» **Instructions to follow**:
Reproduce every line of the records below without any changes.

Element location listings:

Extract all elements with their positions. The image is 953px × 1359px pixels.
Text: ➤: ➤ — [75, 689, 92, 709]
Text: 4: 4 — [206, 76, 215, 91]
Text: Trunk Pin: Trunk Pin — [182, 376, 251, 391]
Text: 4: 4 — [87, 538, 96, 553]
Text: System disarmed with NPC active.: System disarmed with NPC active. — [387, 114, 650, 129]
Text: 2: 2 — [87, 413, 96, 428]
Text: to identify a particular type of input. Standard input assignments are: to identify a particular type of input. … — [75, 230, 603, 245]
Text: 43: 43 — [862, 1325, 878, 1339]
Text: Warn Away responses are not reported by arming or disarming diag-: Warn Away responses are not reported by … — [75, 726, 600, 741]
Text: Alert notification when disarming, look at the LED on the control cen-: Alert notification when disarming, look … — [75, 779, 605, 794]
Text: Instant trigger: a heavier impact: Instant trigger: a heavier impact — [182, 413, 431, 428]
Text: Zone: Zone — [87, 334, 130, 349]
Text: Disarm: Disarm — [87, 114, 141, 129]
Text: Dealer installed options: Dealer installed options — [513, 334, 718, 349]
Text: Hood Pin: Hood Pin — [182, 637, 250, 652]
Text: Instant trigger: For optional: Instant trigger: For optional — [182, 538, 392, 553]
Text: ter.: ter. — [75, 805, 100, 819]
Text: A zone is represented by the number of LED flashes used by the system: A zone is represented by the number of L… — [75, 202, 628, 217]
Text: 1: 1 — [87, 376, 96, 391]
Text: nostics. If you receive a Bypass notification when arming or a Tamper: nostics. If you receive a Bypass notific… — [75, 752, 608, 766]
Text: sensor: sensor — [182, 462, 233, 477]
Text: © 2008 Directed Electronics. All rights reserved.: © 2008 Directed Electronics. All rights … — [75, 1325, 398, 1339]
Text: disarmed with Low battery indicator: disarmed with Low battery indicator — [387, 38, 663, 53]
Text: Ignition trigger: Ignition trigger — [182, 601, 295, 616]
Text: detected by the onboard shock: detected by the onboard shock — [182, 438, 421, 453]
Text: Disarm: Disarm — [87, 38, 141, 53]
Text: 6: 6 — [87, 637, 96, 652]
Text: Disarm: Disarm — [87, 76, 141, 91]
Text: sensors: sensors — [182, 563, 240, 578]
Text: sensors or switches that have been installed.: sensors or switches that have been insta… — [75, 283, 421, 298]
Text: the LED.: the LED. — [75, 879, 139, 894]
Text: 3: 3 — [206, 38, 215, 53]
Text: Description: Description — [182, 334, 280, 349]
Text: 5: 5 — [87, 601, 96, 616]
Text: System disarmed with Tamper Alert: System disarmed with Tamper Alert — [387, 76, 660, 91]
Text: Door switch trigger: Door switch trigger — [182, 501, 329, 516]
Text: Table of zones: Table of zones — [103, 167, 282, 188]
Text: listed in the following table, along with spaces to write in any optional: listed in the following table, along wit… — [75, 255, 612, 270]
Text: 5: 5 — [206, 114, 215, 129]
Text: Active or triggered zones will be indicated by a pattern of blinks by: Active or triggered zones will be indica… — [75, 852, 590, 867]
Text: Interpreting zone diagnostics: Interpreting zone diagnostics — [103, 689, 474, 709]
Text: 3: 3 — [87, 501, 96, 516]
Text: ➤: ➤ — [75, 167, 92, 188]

» **The solution**:
Extract all elements with their positions. The image is 953px × 1359px pixels.
Text: ➤: ➤ — [75, 689, 92, 709]
Text: 4: 4 — [206, 76, 215, 91]
Text: Trunk Pin: Trunk Pin — [182, 376, 251, 391]
Text: 4: 4 — [87, 538, 96, 553]
Text: System disarmed with NPC active.: System disarmed with NPC active. — [387, 114, 650, 129]
Text: 2: 2 — [87, 413, 96, 428]
Text: to identify a particular type of input. Standard input assignments are: to identify a particular type of input. … — [75, 230, 603, 245]
Text: 43: 43 — [862, 1325, 878, 1339]
Text: Warn Away responses are not reported by arming or disarming diag-: Warn Away responses are not reported by … — [75, 726, 600, 741]
Text: Alert notification when disarming, look at the LED on the control cen-: Alert notification when disarming, look … — [75, 779, 605, 794]
Text: Instant trigger: a heavier impact: Instant trigger: a heavier impact — [182, 413, 431, 428]
Text: Zone: Zone — [87, 334, 130, 349]
Text: Disarm: Disarm — [87, 114, 141, 129]
Text: Dealer installed options: Dealer installed options — [513, 334, 718, 349]
Text: Hood Pin: Hood Pin — [182, 637, 250, 652]
Text: Instant trigger: For optional: Instant trigger: For optional — [182, 538, 392, 553]
Text: ter.: ter. — [75, 805, 100, 819]
Text: A zone is represented by the number of LED flashes used by the system: A zone is represented by the number of L… — [75, 202, 628, 217]
Text: 1: 1 — [87, 376, 96, 391]
Text: nostics. If you receive a Bypass notification when arming or a Tamper: nostics. If you receive a Bypass notific… — [75, 752, 608, 766]
Text: sensor: sensor — [182, 462, 233, 477]
Text: © 2008 Directed Electronics. All rights reserved.: © 2008 Directed Electronics. All rights … — [75, 1325, 398, 1339]
Text: disarmed with Low battery indicator: disarmed with Low battery indicator — [387, 38, 663, 53]
Text: Ignition trigger: Ignition trigger — [182, 601, 295, 616]
Text: detected by the onboard shock: detected by the onboard shock — [182, 438, 421, 453]
Text: Disarm: Disarm — [87, 38, 141, 53]
Text: 6: 6 — [87, 637, 96, 652]
Text: Disarm: Disarm — [87, 76, 141, 91]
Text: sensors: sensors — [182, 563, 240, 578]
Text: sensors or switches that have been installed.: sensors or switches that have been insta… — [75, 283, 421, 298]
Text: the LED.: the LED. — [75, 879, 139, 894]
Text: 3: 3 — [206, 38, 215, 53]
Text: Description: Description — [182, 334, 280, 349]
Text: 5: 5 — [87, 601, 96, 616]
Text: System disarmed with Tamper Alert: System disarmed with Tamper Alert — [387, 76, 660, 91]
Text: Door switch trigger: Door switch trigger — [182, 501, 329, 516]
Text: Table of zones: Table of zones — [103, 167, 282, 188]
Text: listed in the following table, along with spaces to write in any optional: listed in the following table, along wit… — [75, 255, 612, 270]
Text: 5: 5 — [206, 114, 215, 129]
Text: Active or triggered zones will be indicated by a pattern of blinks by: Active or triggered zones will be indica… — [75, 852, 590, 867]
Text: Interpreting zone diagnostics: Interpreting zone diagnostics — [103, 689, 474, 709]
Text: 3: 3 — [87, 501, 96, 516]
Text: ➤: ➤ — [75, 167, 92, 188]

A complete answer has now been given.